**Supplied records:**

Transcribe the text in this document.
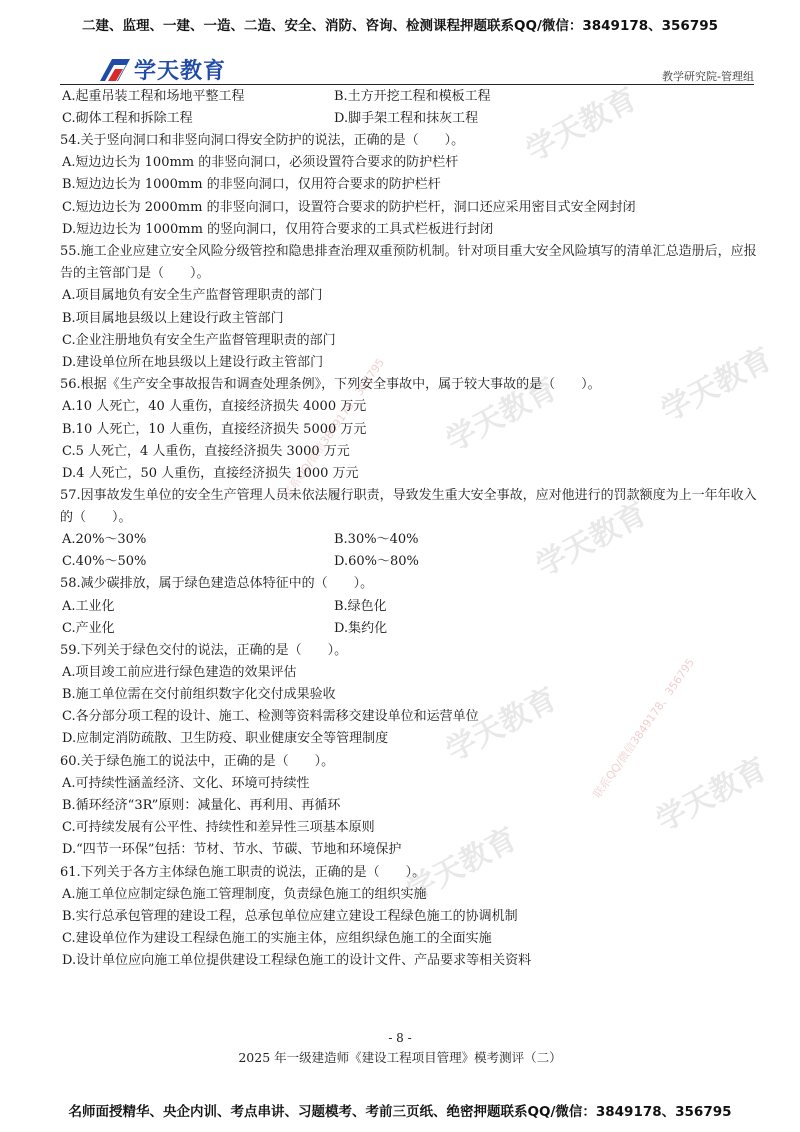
二建、监理、一建、一造、二造、安全、消防、咨询、检测课程押题联系QQ/微信：3849178、356795
学天教育	教学研究院-管理组
学天教育	学天教育
学天教育
学天教育
学天教育
学天教育
学天教育
联系QQ/微信3849178、356795
联系QQ/微信3849178、356795
A.起重吊装工程和场地平整工程	B.土方开挖工程和模板工程
C.砌体工程和拆除工程	D.脚手架工程和抹灰工程
54.关于竖向洞口和非竖向洞口得安全防护的说法，正确的是（　　）。
A.短边边长为 100mm 的非竖向洞口，必须设置符合要求的防护栏杆
B.短边边长为 1000mm 的非竖向洞口，仅用符合要求的防护栏杆
C.短边边长为 2000mm 的非竖向洞口，设置符合要求的防护栏杆，洞口还应采用密目式安全网封闭
D.短边边长为 1000mm 的竖向洞口，仅用符合要求的工具式栏板进行封闭
55.施工企业应建立安全风险分级管控和隐患排查治理双重预防机制。针对项目重大安全风险填写的清单汇总造册后，应报告的主管部门是（　　）。
A.项目属地负有安全生产监督管理职责的部门
B.项目属地县级以上建设行政主管部门
C.企业注册地负有安全生产监督管理职责的部门
D.建设单位所在地县级以上建设行政主管部门
56.根据《生产安全事故报告和调查处理条例》，下列安全事故中，属于较大事故的是（　　）。
A.10 人死亡，40 人重伤，直接经济损失 4000 万元
B.10 人死亡，10 人重伤，直接经济损失 5000 万元
C.5 人死亡，4 人重伤，直接经济损失 3000 万元
D.4 人死亡，50 人重伤，直接经济损失 1000 万元
57.因事故发生单位的安全生产管理人员未依法履行职责，导致发生重大安全事故，应对他进行的罚款额度为上一年年收入的（　　）。
A.20%～30%	B.30%～40%
C.40%～50%	D.60%～80%
58.减少碳排放，属于绿色建造总体特征中的（　　）。
A.工业化	B.绿色化
C.产业化	D.集约化
59.下列关于绿色交付的说法，正确的是（　　）。
A.项目竣工前应进行绿色建造的效果评估
B.施工单位需在交付前组织数字化交付成果验收
C.各分部分项工程的设计、施工、检测等资料需移交建设单位和运营单位
D.应制定消防疏散、卫生防疫、职业健康安全等管理制度
60.关于绿色施工的说法中，正确的是（　　）。
A.可持续性涵盖经济、文化、环境可持续性
B.循环经济“3R”原则：减量化、再利用、再循环
C.可持续发展有公平性、持续性和差异性三项基本原则
D.“四节一环保”包括：节材、节水、节碳、节地和环境保护
61.下列关于各方主体绿色施工职责的说法，正确的是（　　）。
A.施工单位应制定绿色施工管理制度，负责绿色施工的组织实施
B.实行总承包管理的建设工程，总承包单位应建立建设工程绿色施工的协调机制
C.建设单位作为建设工程绿色施工的实施主体，应组织绿色施工的全面实施
D.设计单位应向施工单位提供建设工程绿色施工的设计文件、产品要求等相关资料
- 8 -
2025 年一级建造师《建设工程项目管理》模考测评（二）
名师面授精华、央企内训、考点串讲、习题模考、考前三页纸、绝密押题联系QQ/微信：3849178、356795
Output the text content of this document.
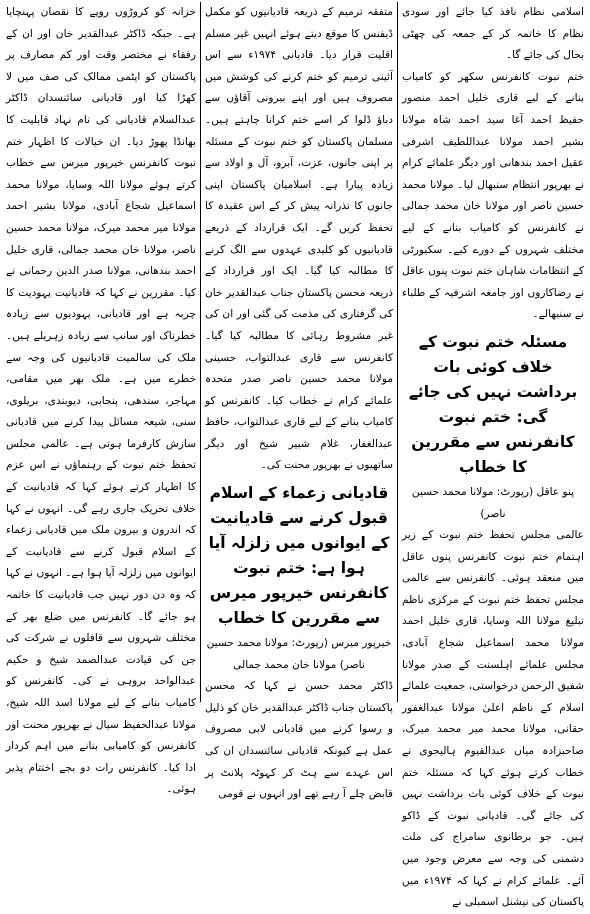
اسلامی نظام نافذ کیا جائے اور سودی نظام کا خاتمہ کر کے جمعہ کی چھٹی بحال کی جائے گا۔

ختم نبوت کانفرنس سکھر کو کامیاب بنانے کے لیے قاری خلیل احمد منصور حفیظ احمد آغا سید احمد شاہ مولانا بشیر احمد مولانا عبداللطیف اشرفی عقیل احمد بندھانی اور دیگر علمائے کرام نے بھرپور انتظام سنبھال لیا۔ مولانا محمد حسین ناصر اور مولانا خان محمد جمالی نے کانفرنس کو کامیاب بنانے کے لیے مختلف شہروں کے دورے کیے۔ سکیورٹی کے انتظامات شاہان ختم نبوت پنوں عاقل نے رضاکاروں اور جامعہ اشرفیہ کے طلباء نے سنبھالے۔

مسئلہ ختم نبوت کے خلاف کوئی بات برداشت نہیں کی جائے گی: ختم نبوت کانفرنس سے مقررین کا خطاب
پنو عاقل (رپورٹ: مولانا محمد حسین ناصر)

عالمی مجلس تحفظ ختم نبوت کے زیر اہتمام ختم نبوت کانفرنس پنوں عاقل میں منعقد ہوئی۔ کانفرنس سے عالمی مجلس تحفظ ختم نبوت کے مرکزی ناظم تبلیغ مولانا اللہ وسایا، قاری خلیل احمد مولانا محمد اسماعیل شجاع آبادی، مجلس علمائے اہلسنت کے صدر مولانا شفیق الرحمن درخواستی، جمعیت علمائے اسلام کے ناظم اعلیٰ مولانا عبدالغفور حقانی، مولانا محمد میر محمد میرک، صاحبزادہ میاں عبدالقیوم ہالیجوی نے خطاب کرتے ہوئے کہا کہ مسئلہ ختم نبوت کے خلاف کوئی بات برداشت نہیں کی جائے گی۔ قادیانی نبوت کے ڈاکو ہیں۔ جو برطانوی سامراج کی ملت دشمنی کی وجہ سے معرض وجود میں آئے۔ علمائے کرام نے کہا کہ ۱۹۷۴ء میں پاکستان کی نیشنل اسمبلی نے

متفقہ ترمیم کے ذریعہ قادیانیوں کو مکمل ڈیفنس کا موقع دیتے ہوئے انہیں غیر مسلم اقلیت قرار دیا۔ قادیانی ۱۹۷۴ء سے اس آئینی ترمیم کو ختم کرنے کی کوشش میں مصروف ہیں اور اپنے بیرونی آقاؤں سے دباؤ ڈلوا کر اسے ختم کرانا چاہتے ہیں۔ مسلمان پاکستان کو ختم نبوت کے مسئلہ پر اپنی جانوں، عزت، آبرو، آل و اولاد سے زیادہ پیارا ہے۔ اسلامیان پاکستان اپنی جانوں کا نذرانہ پیش کر کے اس عقیدہ کا تحفظ کریں گے۔ ایک قرارداد کے ذریعے قادیانیوں کو کلیدی عہدوں سے الگ کرنے کا مطالبہ کیا گیا۔ ایک اور قرارداد کے ذریعہ محسن پاکستان جناب عبدالقدیر خان کی گرفتاری کی مذمت کی گئی اور ان کی غیر مشروط رہائی کا مطالبہ کیا گیا۔ کانفرنس سے قاری عبدالتواب، حسینی مولانا محمد حسین ناصر صدر متحدہ علمائے کرام نے خطاب کیا۔ کانفرنس کو کامیاب بنانے کے لیے قاری عبدالتواب، حافظ عبدالغفار، غلام شبیر شیخ اور دیگر ساتھیوں نے بھرپور محنت کی۔

قادیانی زعماء کے اسلام قبول کرنے سے قادیانیت کے ایوانوں میں زلزلہ آیا ہوا ہے: ختم نبوت کانفرنس خیرپور میرس سے مقررین کا خطاب
خیرپور میرس (رپورٹ: مولانا محمد حسین ناصر) مولانا خان محمد جمالی

ڈاکٹر محمد حسن نے کہا کہ محسن پاکستان جناب ڈاکٹر عبدالقدیر خان کو ذلیل و رسوا کرنے میں قادیانی لابی مصروف عمل ہے کیونکہ قادیانی سائنسدان ان کی اس عہدے سے ہٹ کر کہوٹہ پلانٹ پر قابض چلے آ رہے تھے اور انہوں نے قومی

خزانہ کو کروڑوں روپے کا نقصان پہنچایا ہے۔ جبکہ ڈاکٹر عبدالقدیر خان اور ان کے رفقاء نے مختصر وقت اور کم مصارف پر پاکستان کو ایٹمی ممالک کی صف میں لا کھڑا کیا اور قادیانی سائنسدان ڈاکٹر عبدالسلام قادیانی کی نام نہاد قابلیت کا بھانڈا پھوڑ دیا۔ ان خیالات کا اظہار ختم نبوت کانفرنس خیرپور میرس سے خطاب کرتے ہوئے مولانا اللہ وسایا، مولانا محمد اسماعیل شجاع آبادی، مولانا بشیر احمد مولانا میر محمد میرک، مولانا محمد حسین ناصر، مولانا خان محمد جمالی، قاری خلیل احمد بندھانی، مولانا صدر الدین رحمانی نے کیا۔ مقررین نے کہا کہ قادیانیت یہودیت کا چربہ ہے اور قادیانی، یہودیوں سے زیادہ خطرناک اور سانپ سے زیادہ زہریلے ہیں۔ ملک کی سالمیت قادیانیوں کی وجہ سے خطرے میں ہے۔ ملک بھر میں مقامی، مہاجر، سندھی، پنجابی، دیوبندی، بریلوی، سنی، شیعہ مسائل پیدا کرنے میں قادیانی سازش کارفرما ہوتی ہے۔ عالمی مجلس تحفظ ختم نبوت کے رہنماؤں نے اس عزم کا اظہار کرتے ہوئے کہا کہ قادیانیت کے خلاف تحریک جاری رہے گی۔ انہوں نے کہا کہ اندرون و بیرون ملک میں قادیانی زعماء کے اسلام قبول کرنے سے قادیانیت کے ایوانوں میں زلزلہ آیا ہوا ہے۔ انہوں نے کہا کہ وہ دن دور نہیں جب قادیانیت کا خاتمہ ہو جائے گا۔ کانفرنس میں ضلع بھر کے مختلف شہروں سے قافلوں نے شرکت کی جن کی قیادت عبدالصمد شیخ و حکیم عبدالواحد بروہی نے کی۔ کانفرنس کو کامیاب بنانے کے لیے مولانا اسد اللہ شیخ، مولانا عبدالحفیظ سیال نے بھرپور محنت اور کانفرنس کو کامیابی بنانے میں اہم کردار ادا کیا۔ کانفرنس رات دو بجے اختتام پذیر ہوئی۔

**Set problem:** Pull out all lines from the entries above that include the word "短边边长为".

**Task output:**
A.短边边长为 100mm 的非竖向洞口，必须设置符合要求的防护栏杆
B.短边边长为 1000mm 的非竖向洞口，仅用符合要求的防护栏杆
C.短边边长为 2000mm 的非竖向洞口，设置符合要求的防护栏杆，洞口还应采用密目式安全网封闭
D.短边边长为 1000mm 的竖向洞口，仅用符合要求的工具式栏板进行封闭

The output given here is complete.